Requirements. Locate all lines with the word "folder" and copy them out.

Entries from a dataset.
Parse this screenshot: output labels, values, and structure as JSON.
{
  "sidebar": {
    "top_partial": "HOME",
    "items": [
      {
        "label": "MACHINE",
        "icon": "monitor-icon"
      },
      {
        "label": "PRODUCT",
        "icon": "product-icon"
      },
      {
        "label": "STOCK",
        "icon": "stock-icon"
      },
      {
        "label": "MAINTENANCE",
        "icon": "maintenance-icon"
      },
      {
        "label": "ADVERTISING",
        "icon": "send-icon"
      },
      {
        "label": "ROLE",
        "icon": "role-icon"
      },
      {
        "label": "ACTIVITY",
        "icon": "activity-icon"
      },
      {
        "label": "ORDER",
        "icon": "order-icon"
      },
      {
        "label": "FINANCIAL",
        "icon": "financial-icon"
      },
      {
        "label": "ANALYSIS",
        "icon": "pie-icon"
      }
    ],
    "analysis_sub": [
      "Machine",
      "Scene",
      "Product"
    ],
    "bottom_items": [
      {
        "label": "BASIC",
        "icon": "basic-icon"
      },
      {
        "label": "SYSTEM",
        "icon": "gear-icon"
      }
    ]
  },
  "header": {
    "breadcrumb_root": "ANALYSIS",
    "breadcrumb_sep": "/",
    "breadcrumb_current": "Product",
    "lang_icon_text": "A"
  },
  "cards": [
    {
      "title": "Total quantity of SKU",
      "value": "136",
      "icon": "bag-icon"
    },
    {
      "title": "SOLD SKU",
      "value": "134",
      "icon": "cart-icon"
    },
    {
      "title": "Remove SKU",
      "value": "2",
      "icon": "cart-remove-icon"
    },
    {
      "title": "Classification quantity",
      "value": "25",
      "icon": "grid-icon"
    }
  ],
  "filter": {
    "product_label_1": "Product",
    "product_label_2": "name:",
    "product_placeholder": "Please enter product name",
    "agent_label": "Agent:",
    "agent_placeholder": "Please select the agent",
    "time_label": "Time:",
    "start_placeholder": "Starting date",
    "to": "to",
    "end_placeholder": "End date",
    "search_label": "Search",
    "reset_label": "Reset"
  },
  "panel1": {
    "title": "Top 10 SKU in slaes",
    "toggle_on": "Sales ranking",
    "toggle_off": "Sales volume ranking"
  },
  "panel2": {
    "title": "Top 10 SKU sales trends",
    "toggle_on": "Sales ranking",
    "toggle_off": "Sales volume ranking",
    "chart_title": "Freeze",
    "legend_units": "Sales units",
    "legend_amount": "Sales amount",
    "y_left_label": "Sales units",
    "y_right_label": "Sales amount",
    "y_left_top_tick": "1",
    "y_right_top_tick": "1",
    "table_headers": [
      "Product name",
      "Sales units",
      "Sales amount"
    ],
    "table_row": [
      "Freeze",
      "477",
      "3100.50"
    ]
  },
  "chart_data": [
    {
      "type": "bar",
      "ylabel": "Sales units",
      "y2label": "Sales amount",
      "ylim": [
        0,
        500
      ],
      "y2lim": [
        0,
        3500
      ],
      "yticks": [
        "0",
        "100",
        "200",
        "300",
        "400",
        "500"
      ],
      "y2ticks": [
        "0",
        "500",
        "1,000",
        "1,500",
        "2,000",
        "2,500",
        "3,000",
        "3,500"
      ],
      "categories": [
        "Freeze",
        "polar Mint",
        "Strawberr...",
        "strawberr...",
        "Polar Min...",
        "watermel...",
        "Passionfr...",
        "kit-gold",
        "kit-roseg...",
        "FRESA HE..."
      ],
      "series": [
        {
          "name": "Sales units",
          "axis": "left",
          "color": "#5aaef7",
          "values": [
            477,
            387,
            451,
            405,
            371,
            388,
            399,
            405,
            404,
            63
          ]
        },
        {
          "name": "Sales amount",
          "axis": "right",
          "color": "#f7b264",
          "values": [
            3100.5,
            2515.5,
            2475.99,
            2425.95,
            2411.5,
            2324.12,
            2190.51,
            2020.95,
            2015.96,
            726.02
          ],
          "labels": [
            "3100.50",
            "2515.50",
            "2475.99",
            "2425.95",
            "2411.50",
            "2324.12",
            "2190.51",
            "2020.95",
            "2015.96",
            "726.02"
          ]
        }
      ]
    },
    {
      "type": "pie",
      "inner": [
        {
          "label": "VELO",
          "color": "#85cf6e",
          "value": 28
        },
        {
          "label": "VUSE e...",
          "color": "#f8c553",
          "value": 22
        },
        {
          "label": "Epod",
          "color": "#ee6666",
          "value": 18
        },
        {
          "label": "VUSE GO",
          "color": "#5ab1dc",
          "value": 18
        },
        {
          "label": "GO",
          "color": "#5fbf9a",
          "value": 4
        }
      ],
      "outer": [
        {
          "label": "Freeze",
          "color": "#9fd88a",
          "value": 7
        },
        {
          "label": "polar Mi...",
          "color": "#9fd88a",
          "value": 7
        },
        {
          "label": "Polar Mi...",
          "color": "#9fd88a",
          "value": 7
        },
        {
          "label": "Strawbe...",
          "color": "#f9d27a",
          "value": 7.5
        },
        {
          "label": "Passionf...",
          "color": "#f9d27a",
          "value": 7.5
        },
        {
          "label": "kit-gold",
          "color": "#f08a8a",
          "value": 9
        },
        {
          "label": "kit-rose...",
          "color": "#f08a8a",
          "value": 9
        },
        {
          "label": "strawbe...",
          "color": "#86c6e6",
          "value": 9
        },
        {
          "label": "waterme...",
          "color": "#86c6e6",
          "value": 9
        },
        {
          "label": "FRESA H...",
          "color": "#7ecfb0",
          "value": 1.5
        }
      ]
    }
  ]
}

---

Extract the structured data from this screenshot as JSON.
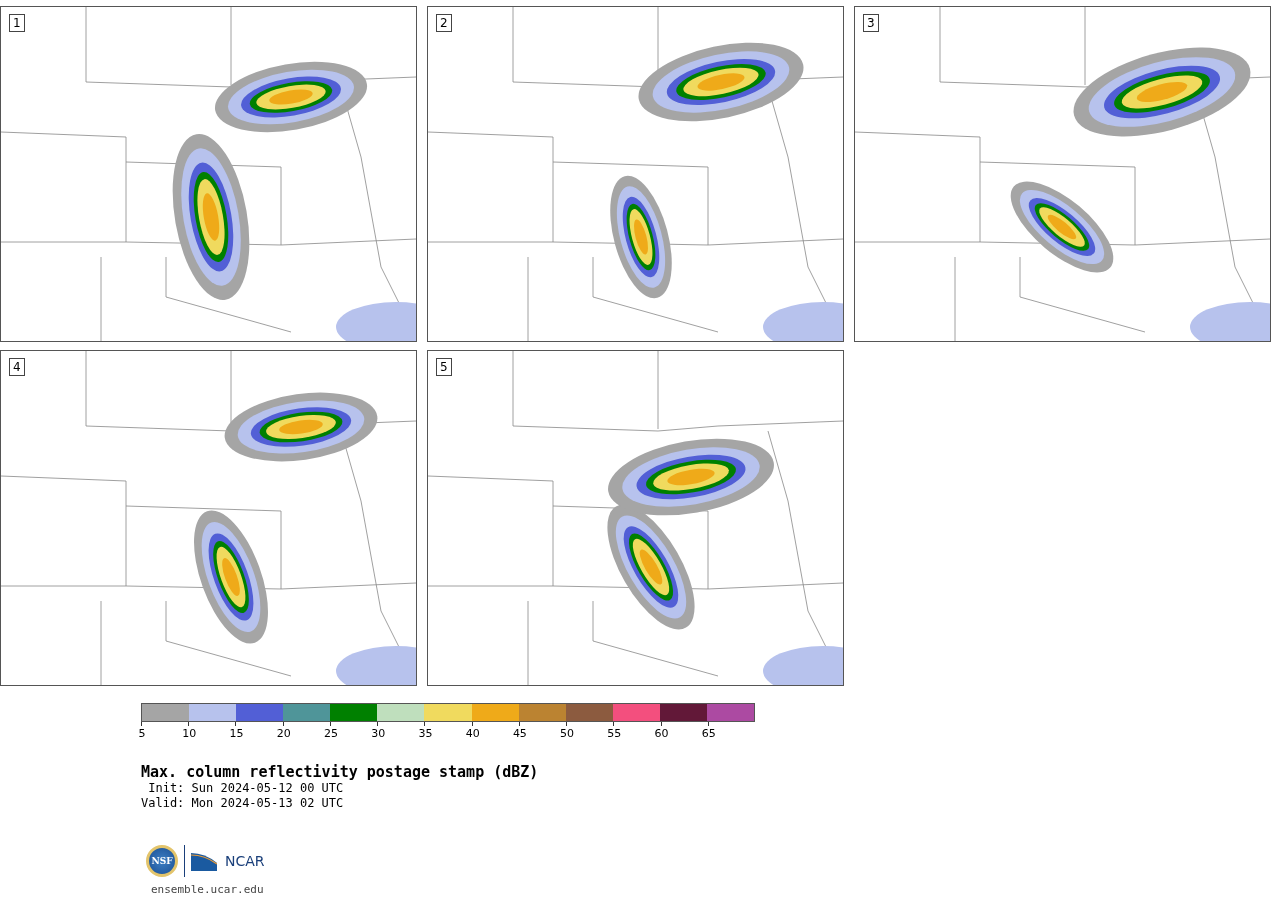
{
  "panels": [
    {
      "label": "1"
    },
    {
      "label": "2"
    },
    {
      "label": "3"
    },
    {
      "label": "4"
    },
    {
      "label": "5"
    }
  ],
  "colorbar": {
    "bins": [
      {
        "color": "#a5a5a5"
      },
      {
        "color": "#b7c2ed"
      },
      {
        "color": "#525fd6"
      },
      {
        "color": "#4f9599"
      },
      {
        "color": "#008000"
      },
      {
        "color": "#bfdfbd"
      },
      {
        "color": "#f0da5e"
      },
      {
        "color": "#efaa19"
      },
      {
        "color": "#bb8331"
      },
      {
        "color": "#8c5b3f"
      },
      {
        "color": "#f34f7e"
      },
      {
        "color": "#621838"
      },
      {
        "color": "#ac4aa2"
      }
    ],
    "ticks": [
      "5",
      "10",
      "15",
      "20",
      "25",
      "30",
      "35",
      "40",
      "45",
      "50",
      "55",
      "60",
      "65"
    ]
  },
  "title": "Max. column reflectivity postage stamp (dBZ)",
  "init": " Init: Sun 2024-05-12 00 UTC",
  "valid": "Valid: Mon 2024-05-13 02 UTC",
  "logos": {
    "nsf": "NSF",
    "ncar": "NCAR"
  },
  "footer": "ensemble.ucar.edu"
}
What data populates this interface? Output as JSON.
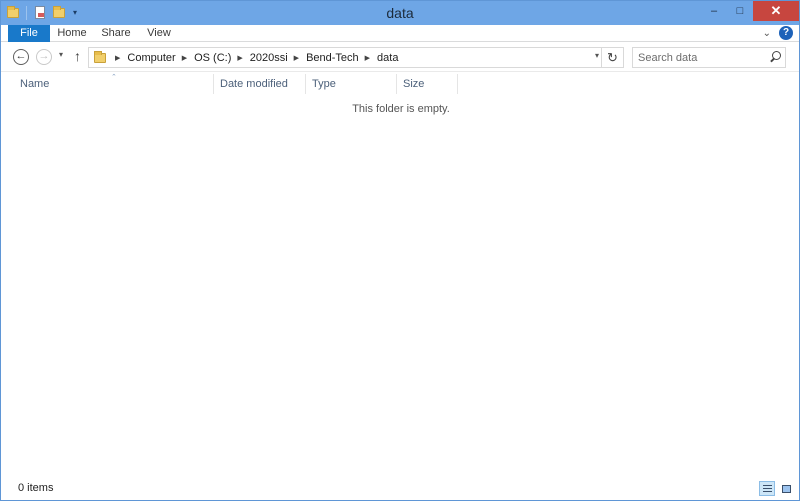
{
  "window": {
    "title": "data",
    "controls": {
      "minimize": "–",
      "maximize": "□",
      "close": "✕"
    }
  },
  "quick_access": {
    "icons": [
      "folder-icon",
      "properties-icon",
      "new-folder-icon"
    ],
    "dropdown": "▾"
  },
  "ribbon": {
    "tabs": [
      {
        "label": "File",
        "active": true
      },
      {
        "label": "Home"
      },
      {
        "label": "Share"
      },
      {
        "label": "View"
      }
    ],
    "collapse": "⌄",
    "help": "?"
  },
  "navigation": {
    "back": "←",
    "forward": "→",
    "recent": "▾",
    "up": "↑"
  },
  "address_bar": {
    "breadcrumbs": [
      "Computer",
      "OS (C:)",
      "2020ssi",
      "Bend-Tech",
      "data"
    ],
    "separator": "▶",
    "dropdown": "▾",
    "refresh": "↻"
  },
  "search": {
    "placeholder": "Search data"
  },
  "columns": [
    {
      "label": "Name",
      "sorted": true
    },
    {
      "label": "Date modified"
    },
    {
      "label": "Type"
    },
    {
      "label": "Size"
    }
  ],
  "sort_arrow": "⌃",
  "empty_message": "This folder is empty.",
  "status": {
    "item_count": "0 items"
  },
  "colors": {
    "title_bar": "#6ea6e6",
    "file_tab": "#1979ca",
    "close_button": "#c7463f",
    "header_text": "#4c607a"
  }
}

Finished task.
      "folder-icon",
      "new-folder-icon"
  "empty_message": "This folder is empty.",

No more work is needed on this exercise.